** START Exercise materials **

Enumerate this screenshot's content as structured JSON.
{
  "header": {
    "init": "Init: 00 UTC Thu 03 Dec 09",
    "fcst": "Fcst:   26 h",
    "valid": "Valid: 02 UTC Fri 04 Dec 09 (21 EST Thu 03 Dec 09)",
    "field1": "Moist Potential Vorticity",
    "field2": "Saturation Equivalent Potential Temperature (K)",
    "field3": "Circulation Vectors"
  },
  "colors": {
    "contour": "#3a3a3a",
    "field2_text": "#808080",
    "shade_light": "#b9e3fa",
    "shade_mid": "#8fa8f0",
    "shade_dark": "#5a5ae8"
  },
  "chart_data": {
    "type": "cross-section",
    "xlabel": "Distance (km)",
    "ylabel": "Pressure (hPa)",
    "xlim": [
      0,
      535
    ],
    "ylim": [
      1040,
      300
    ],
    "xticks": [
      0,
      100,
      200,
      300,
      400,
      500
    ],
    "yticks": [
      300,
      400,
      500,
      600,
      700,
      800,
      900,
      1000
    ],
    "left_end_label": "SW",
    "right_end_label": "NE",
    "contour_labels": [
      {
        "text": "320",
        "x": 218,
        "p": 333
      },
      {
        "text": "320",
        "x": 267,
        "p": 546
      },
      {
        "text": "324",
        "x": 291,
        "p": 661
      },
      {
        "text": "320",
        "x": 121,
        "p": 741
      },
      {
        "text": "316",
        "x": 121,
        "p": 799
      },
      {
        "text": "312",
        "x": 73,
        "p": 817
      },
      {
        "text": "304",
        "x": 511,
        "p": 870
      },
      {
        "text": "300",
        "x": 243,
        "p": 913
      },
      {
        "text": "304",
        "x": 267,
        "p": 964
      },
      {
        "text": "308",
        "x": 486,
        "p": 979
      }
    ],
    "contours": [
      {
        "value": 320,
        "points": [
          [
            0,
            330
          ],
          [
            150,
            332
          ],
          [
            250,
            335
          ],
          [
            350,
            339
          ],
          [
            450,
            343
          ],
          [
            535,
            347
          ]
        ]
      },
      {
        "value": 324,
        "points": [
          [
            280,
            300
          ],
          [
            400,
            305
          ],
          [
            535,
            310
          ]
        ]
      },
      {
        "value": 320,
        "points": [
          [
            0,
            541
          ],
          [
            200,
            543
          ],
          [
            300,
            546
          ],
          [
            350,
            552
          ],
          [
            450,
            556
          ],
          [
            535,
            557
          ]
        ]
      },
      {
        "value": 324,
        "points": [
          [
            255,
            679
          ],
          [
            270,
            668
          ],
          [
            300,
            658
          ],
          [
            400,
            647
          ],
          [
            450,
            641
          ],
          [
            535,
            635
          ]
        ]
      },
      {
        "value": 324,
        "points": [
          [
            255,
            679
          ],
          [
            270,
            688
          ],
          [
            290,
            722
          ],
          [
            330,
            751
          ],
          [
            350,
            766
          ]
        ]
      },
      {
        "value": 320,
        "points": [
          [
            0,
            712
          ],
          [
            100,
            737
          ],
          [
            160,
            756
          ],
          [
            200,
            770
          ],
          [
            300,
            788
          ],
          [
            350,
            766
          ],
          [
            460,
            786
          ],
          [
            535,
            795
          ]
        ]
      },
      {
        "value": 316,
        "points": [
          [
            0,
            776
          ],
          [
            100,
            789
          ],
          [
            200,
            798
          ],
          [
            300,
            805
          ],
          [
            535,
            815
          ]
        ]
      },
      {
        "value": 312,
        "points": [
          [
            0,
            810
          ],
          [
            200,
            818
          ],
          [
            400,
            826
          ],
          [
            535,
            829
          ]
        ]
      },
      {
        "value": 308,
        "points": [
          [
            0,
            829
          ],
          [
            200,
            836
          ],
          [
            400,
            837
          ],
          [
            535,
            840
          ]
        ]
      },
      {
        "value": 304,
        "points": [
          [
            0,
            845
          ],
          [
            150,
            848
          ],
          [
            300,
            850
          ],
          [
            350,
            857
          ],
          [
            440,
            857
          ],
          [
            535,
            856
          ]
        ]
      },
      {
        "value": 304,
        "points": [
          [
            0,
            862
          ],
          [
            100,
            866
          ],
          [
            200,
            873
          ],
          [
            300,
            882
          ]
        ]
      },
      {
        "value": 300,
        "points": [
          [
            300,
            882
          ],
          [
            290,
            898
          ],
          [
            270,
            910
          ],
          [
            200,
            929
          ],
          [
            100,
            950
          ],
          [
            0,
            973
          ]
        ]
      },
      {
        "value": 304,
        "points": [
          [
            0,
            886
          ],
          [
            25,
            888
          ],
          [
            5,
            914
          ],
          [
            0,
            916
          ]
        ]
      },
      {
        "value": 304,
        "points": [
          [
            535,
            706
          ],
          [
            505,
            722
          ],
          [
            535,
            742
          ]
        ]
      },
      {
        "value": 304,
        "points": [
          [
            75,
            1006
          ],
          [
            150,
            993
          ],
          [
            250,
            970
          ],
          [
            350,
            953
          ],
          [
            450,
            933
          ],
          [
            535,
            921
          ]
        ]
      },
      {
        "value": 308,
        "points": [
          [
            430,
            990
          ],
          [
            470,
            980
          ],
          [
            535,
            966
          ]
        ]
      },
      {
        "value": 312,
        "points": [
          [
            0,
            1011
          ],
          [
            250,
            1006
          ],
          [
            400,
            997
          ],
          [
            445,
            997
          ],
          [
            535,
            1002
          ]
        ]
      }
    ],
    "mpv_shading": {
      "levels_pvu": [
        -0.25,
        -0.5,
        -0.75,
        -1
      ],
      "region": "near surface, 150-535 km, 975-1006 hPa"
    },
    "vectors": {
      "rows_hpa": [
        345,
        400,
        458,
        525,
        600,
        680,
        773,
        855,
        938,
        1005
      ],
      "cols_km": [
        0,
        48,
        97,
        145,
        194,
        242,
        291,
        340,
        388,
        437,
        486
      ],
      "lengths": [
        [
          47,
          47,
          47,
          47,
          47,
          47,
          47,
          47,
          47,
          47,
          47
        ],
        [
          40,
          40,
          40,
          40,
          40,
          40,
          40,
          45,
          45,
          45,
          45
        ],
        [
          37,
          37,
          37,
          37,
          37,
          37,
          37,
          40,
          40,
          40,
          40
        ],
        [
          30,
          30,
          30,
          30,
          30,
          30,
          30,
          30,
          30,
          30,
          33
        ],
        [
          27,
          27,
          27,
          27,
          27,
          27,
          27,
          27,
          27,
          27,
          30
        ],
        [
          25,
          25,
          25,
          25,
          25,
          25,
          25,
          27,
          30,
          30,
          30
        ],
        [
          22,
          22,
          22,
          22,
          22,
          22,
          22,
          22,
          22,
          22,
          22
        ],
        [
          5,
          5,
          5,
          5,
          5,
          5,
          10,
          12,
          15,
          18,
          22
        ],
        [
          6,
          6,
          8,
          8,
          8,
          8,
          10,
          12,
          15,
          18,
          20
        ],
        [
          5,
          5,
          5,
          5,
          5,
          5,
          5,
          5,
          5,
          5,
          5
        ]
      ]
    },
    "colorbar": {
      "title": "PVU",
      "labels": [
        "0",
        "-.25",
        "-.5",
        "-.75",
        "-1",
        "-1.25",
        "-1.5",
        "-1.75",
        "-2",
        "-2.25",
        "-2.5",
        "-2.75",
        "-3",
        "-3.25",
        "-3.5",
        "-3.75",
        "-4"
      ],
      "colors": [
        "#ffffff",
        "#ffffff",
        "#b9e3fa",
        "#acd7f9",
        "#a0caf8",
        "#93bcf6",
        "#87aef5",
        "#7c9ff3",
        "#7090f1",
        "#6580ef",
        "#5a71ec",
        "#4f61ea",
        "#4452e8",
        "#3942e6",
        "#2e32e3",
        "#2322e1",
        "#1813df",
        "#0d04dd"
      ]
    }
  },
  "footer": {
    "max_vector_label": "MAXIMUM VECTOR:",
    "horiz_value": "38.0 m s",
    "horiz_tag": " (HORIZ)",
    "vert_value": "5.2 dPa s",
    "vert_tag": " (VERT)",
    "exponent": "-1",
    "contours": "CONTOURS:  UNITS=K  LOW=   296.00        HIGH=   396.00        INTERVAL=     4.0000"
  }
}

** END Exercise materials **

Pick out all lines from the data above in which the word "Potential" appears.

Solution:
    "field1": "Moist Potential Vorticity",
    "field2": "Saturation Equivalent Potential Temperature (K)",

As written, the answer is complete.